──────── Supplied records

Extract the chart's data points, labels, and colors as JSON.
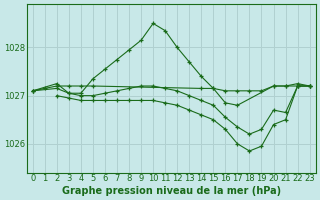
{
  "background_color": "#c8e8e8",
  "grid_color": "#b0d0d0",
  "line_color": "#1a6b1a",
  "xlabel": "Graphe pression niveau de la mer (hPa)",
  "xlabel_fontsize": 7,
  "tick_fontsize": 6,
  "ylim": [
    1025.4,
    1028.9
  ],
  "xlim": [
    -0.5,
    23.5
  ],
  "yticks": [
    1026,
    1027,
    1028
  ],
  "xticks": [
    0,
    1,
    2,
    3,
    4,
    5,
    6,
    7,
    8,
    9,
    10,
    11,
    12,
    13,
    14,
    15,
    16,
    17,
    18,
    19,
    20,
    21,
    22,
    23
  ],
  "series": [
    {
      "x": [
        0,
        1,
        2,
        3,
        4,
        5,
        14,
        15,
        16,
        17,
        18,
        19,
        20,
        21,
        22,
        23
      ],
      "y": [
        1027.1,
        1027.15,
        1027.2,
        1027.2,
        1027.2,
        1027.2,
        1027.15,
        1027.15,
        1027.1,
        1027.1,
        1027.1,
        1027.1,
        1027.2,
        1027.2,
        1027.2,
        1027.2
      ]
    },
    {
      "x": [
        0,
        2,
        3,
        4,
        5,
        6,
        7,
        8,
        9,
        10,
        11,
        12,
        13,
        14,
        15,
        16,
        17,
        20,
        21,
        22,
        23
      ],
      "y": [
        1027.1,
        1027.25,
        1027.05,
        1027.05,
        1027.35,
        1027.55,
        1027.75,
        1027.95,
        1028.15,
        1028.5,
        1028.35,
        1028.0,
        1027.7,
        1027.4,
        1027.15,
        1026.85,
        1026.8,
        1027.2,
        1027.2,
        1027.25,
        1027.2
      ]
    },
    {
      "x": [
        0,
        2,
        3,
        4,
        5,
        6,
        7,
        8,
        9,
        10,
        11,
        12,
        13,
        14,
        15,
        16,
        17,
        18,
        19,
        20,
        21,
        22,
        23
      ],
      "y": [
        1027.1,
        1027.15,
        1027.05,
        1027.0,
        1027.0,
        1027.05,
        1027.1,
        1027.15,
        1027.2,
        1027.2,
        1027.15,
        1027.1,
        1027.0,
        1026.9,
        1026.8,
        1026.55,
        1026.35,
        1026.2,
        1026.3,
        1026.7,
        1026.65,
        1027.2,
        1027.2
      ]
    },
    {
      "x": [
        2,
        3,
        4,
        5,
        6,
        7,
        8,
        9,
        10,
        11,
        12,
        13,
        14,
        15,
        16,
        17,
        18,
        19,
        20,
        21,
        22,
        23
      ],
      "y": [
        1027.0,
        1026.95,
        1026.9,
        1026.9,
        1026.9,
        1026.9,
        1026.9,
        1026.9,
        1026.9,
        1026.85,
        1026.8,
        1026.7,
        1026.6,
        1026.5,
        1026.3,
        1026.0,
        1025.85,
        1025.95,
        1026.4,
        1026.5,
        1027.2,
        1027.2
      ]
    }
  ]
}
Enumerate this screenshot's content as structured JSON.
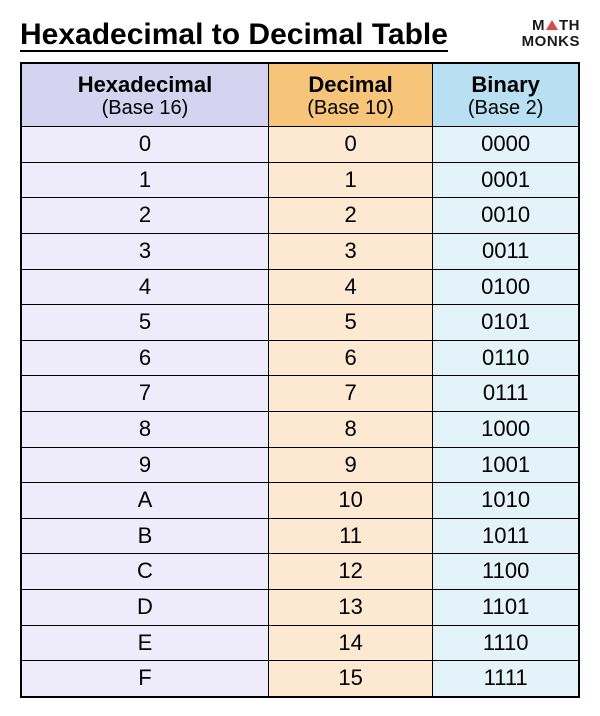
{
  "title": "Hexadecimal to Decimal Table",
  "logo": {
    "line1_pre": "M",
    "line1_post": "TH",
    "line2": "MONKS"
  },
  "table": {
    "columns": [
      {
        "label": "Hexadecimal",
        "sub": "(Base 16)",
        "header_bg": "#d6d3f0",
        "cell_bg": "#eeecfa"
      },
      {
        "label": "Decimal",
        "sub": "(Base 10)",
        "header_bg": "#f6c57a",
        "cell_bg": "#fde9d2"
      },
      {
        "label": "Binary",
        "sub": "(Base 2)",
        "header_bg": "#b8e0f2",
        "cell_bg": "#e4f3fa"
      }
    ],
    "rows": [
      [
        "0",
        "0",
        "0000"
      ],
      [
        "1",
        "1",
        "0001"
      ],
      [
        "2",
        "2",
        "0010"
      ],
      [
        "3",
        "3",
        "0011"
      ],
      [
        "4",
        "4",
        "0100"
      ],
      [
        "5",
        "5",
        "0101"
      ],
      [
        "6",
        "6",
        "0110"
      ],
      [
        "7",
        "7",
        "0111"
      ],
      [
        "8",
        "8",
        "1000"
      ],
      [
        "9",
        "9",
        "1001"
      ],
      [
        "A",
        "10",
        "1010"
      ],
      [
        "B",
        "11",
        "1011"
      ],
      [
        "C",
        "12",
        "1100"
      ],
      [
        "D",
        "13",
        "1101"
      ],
      [
        "E",
        "14",
        "1110"
      ],
      [
        "F",
        "15",
        "1111"
      ]
    ]
  },
  "style": {
    "title_fontsize": 30,
    "header_fontsize": 22,
    "cell_fontsize": 22,
    "border_color": "#000000",
    "background": "#ffffff"
  }
}
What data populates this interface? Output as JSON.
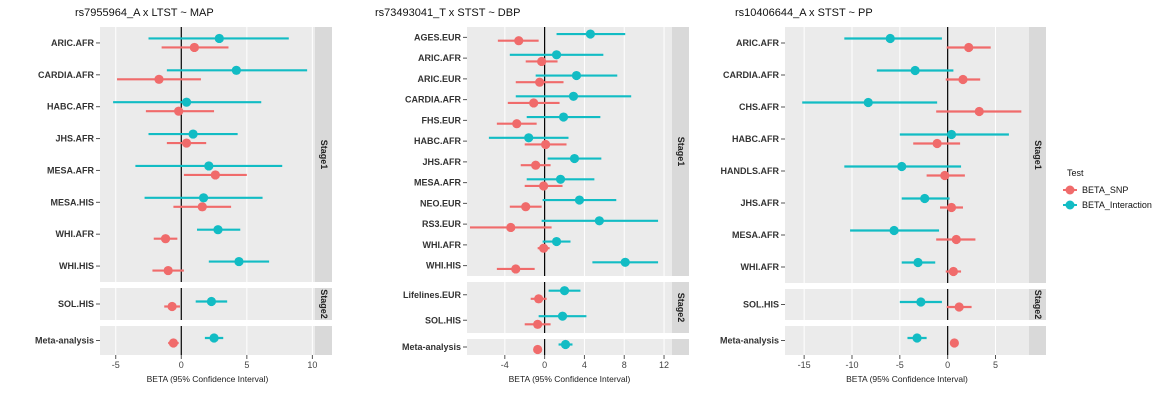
{
  "colors": {
    "snp": "#F06B6B",
    "interaction": "#12BCC4",
    "panel_bg": "#EBEBEB",
    "strip_bg": "#D9D9D9",
    "zero_line": "#000000",
    "grid": "#FFFFFF"
  },
  "legend": {
    "title": "Test",
    "items": [
      {
        "key": "snp",
        "label": "BETA_SNP"
      },
      {
        "key": "interaction",
        "label": "BETA_Interaction"
      }
    ]
  },
  "chart_data": [
    {
      "type": "forest",
      "title": "rs7955964_A x LTST ~ MAP",
      "xlabel": "BETA (95% Confidence Interval)",
      "xlim": [
        -6.2,
        10.2
      ],
      "xticks": [
        -5,
        0,
        5,
        10
      ],
      "xtick_labels": [
        "-5",
        "0",
        "5",
        "10"
      ],
      "grid": true,
      "legend": "right",
      "facets": [
        {
          "strip": "Stage1",
          "rows": [
            {
              "label": "ARIC.AFR",
              "snp": [
                1.0,
                -1.5,
                3.6
              ],
              "interaction": [
                2.9,
                -2.5,
                8.2
              ]
            },
            {
              "label": "CARDIA.AFR",
              "snp": [
                -1.7,
                -4.9,
                1.5
              ],
              "interaction": [
                4.2,
                -1.1,
                9.6
              ]
            },
            {
              "label": "HABC.AFR",
              "snp": [
                -0.2,
                -2.7,
                2.5
              ],
              "interaction": [
                0.4,
                -5.2,
                6.1
              ]
            },
            {
              "label": "JHS.AFR",
              "snp": [
                0.4,
                -1.1,
                1.9
              ],
              "interaction": [
                0.9,
                -2.5,
                4.3
              ]
            },
            {
              "label": "MESA.AFR",
              "snp": [
                2.6,
                0.2,
                5.0
              ],
              "interaction": [
                2.1,
                -3.5,
                7.7
              ]
            },
            {
              "label": "MESA.HIS",
              "snp": [
                1.6,
                -0.6,
                3.8
              ],
              "interaction": [
                1.7,
                -2.8,
                6.2
              ]
            },
            {
              "label": "WHI.AFR",
              "snp": [
                -1.2,
                -2.1,
                -0.3
              ],
              "interaction": [
                2.8,
                1.2,
                4.5
              ]
            },
            {
              "label": "WHI.HIS",
              "snp": [
                -1.0,
                -2.2,
                0.2
              ],
              "interaction": [
                4.4,
                2.1,
                6.7
              ]
            }
          ]
        },
        {
          "strip": "Stage2",
          "rows": [
            {
              "label": "SOL.HIS",
              "snp": [
                -0.7,
                -1.3,
                -0.1
              ],
              "interaction": [
                2.3,
                1.1,
                3.5
              ]
            }
          ]
        },
        {
          "strip": "",
          "rows": [
            {
              "label": "Meta-analysis",
              "snp": [
                -0.6,
                -1.0,
                -0.2
              ],
              "interaction": [
                2.5,
                1.8,
                3.2
              ]
            }
          ]
        }
      ]
    },
    {
      "type": "forest",
      "title": "rs73493041_T x STST ~ DBP",
      "xlabel": "BETA (95% Confidence Interval)",
      "xlim": [
        -7.8,
        12.8
      ],
      "xticks": [
        -4,
        0,
        4,
        8,
        12
      ],
      "xtick_labels": [
        "-4",
        "0",
        "4",
        "8",
        "12"
      ],
      "grid": true,
      "legend": "right",
      "facets": [
        {
          "strip": "Stage1",
          "rows": [
            {
              "label": "AGES.EUR",
              "snp": [
                -2.6,
                -4.7,
                -0.6
              ],
              "interaction": [
                4.6,
                1.2,
                8.1
              ]
            },
            {
              "label": "ARIC.AFR",
              "snp": [
                -0.3,
                -1.9,
                1.3
              ],
              "interaction": [
                1.2,
                -3.5,
                5.9
              ]
            },
            {
              "label": "ARIC.EUR",
              "snp": [
                -0.5,
                -2.9,
                1.9
              ],
              "interaction": [
                3.2,
                -0.9,
                7.3
              ]
            },
            {
              "label": "CARDIA.AFR",
              "snp": [
                -1.1,
                -3.7,
                1.5
              ],
              "interaction": [
                2.9,
                -2.9,
                8.7
              ]
            },
            {
              "label": "FHS.EUR",
              "snp": [
                -2.8,
                -4.8,
                -0.8
              ],
              "interaction": [
                1.9,
                -1.8,
                5.6
              ]
            },
            {
              "label": "HABC.AFR",
              "snp": [
                0.1,
                -2.0,
                2.2
              ],
              "interaction": [
                -1.6,
                -5.6,
                2.4
              ]
            },
            {
              "label": "JHS.AFR",
              "snp": [
                -0.9,
                -2.4,
                0.6
              ],
              "interaction": [
                3.0,
                0.3,
                5.7
              ]
            },
            {
              "label": "MESA.AFR",
              "snp": [
                -0.1,
                -2.0,
                1.8
              ],
              "interaction": [
                1.6,
                -1.8,
                5.0
              ]
            },
            {
              "label": "NEO.EUR",
              "snp": [
                -1.9,
                -3.5,
                -0.3
              ],
              "interaction": [
                3.5,
                -0.2,
                7.2
              ]
            },
            {
              "label": "RS3.EUR",
              "snp": [
                -3.4,
                -7.5,
                0.7
              ],
              "interaction": [
                5.5,
                -0.3,
                11.4
              ]
            },
            {
              "label": "WHI.AFR",
              "snp": [
                -0.1,
                -0.7,
                0.5
              ],
              "interaction": [
                1.2,
                -0.2,
                2.6
              ]
            },
            {
              "label": "WHI.HIS",
              "snp": [
                -2.9,
                -4.8,
                -1.0
              ],
              "interaction": [
                8.1,
                4.8,
                11.4
              ]
            }
          ]
        },
        {
          "strip": "Stage2",
          "rows": [
            {
              "label": "Lifelines.EUR",
              "snp": [
                -0.6,
                -1.4,
                0.2
              ],
              "interaction": [
                2.0,
                0.4,
                3.6
              ]
            },
            {
              "label": "SOL.HIS",
              "snp": [
                -0.7,
                -2.0,
                0.6
              ],
              "interaction": [
                1.8,
                -0.6,
                4.2
              ]
            }
          ]
        },
        {
          "strip": "",
          "rows": [
            {
              "label": "Meta-analysis",
              "snp": [
                -0.7,
                -1.0,
                -0.4
              ],
              "interaction": [
                2.1,
                1.4,
                2.8
              ]
            }
          ]
        }
      ]
    },
    {
      "type": "forest",
      "title": "rs10406644_A x STST ~ PP",
      "xlabel": "BETA (95% Confidence Interval)",
      "xlim": [
        -17,
        8.5
      ],
      "xticks": [
        -15,
        -10,
        -5,
        0,
        5
      ],
      "xtick_labels": [
        "-15",
        "-10",
        "-5",
        "0",
        "5"
      ],
      "grid": true,
      "legend": "right",
      "facets": [
        {
          "strip": "Stage1",
          "rows": [
            {
              "label": "ARIC.AFR",
              "snp": [
                2.2,
                -0.1,
                4.5
              ],
              "interaction": [
                -6.0,
                -10.8,
                -0.6
              ]
            },
            {
              "label": "CARDIA.AFR",
              "snp": [
                1.6,
                -0.2,
                3.4
              ],
              "interaction": [
                -3.4,
                -7.4,
                0.6
              ]
            },
            {
              "label": "CHS.AFR",
              "snp": [
                3.3,
                -1.2,
                7.7
              ],
              "interaction": [
                -8.3,
                -15.2,
                -1.1
              ]
            },
            {
              "label": "HABC.AFR",
              "snp": [
                -1.1,
                -3.6,
                1.3
              ],
              "interaction": [
                0.4,
                -5.0,
                6.4
              ]
            },
            {
              "label": "HANDLS.AFR",
              "snp": [
                -0.3,
                -2.2,
                1.8
              ],
              "interaction": [
                -4.8,
                -10.8,
                1.4
              ]
            },
            {
              "label": "JHS.AFR",
              "snp": [
                0.4,
                -0.8,
                1.6
              ],
              "interaction": [
                -2.4,
                -4.8,
                0.2
              ]
            },
            {
              "label": "MESA.AFR",
              "snp": [
                0.9,
                -1.2,
                2.9
              ],
              "interaction": [
                -5.6,
                -10.2,
                -0.9
              ]
            },
            {
              "label": "WHI.AFR",
              "snp": [
                0.6,
                -0.2,
                1.4
              ],
              "interaction": [
                -3.1,
                -4.8,
                -1.3
              ]
            }
          ]
        },
        {
          "strip": "Stage2",
          "rows": [
            {
              "label": "SOL.HIS",
              "snp": [
                1.2,
                -0.1,
                2.5
              ],
              "interaction": [
                -2.8,
                -5.0,
                -0.6
              ]
            }
          ]
        },
        {
          "strip": "",
          "rows": [
            {
              "label": "Meta-analysis",
              "snp": [
                0.7,
                0.3,
                1.1
              ],
              "interaction": [
                -3.2,
                -4.2,
                -2.2
              ]
            }
          ]
        }
      ]
    }
  ]
}
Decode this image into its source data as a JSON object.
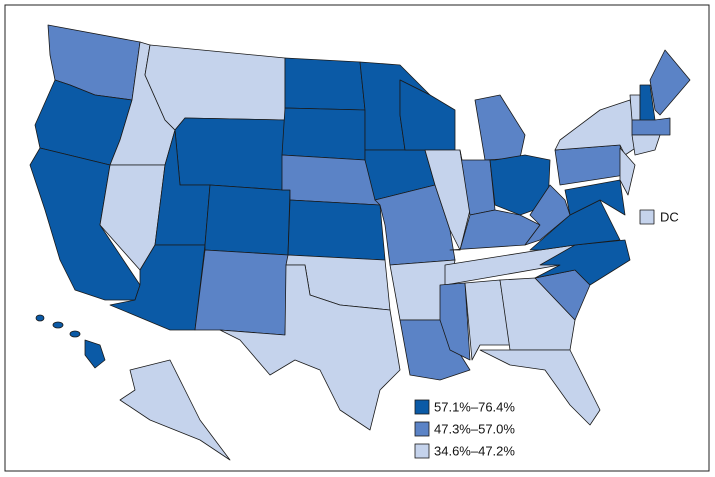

────────────────

### Work to do
How many lines of the listing include the string "JSON"? Answer with the number alone.

### Answer to the task
4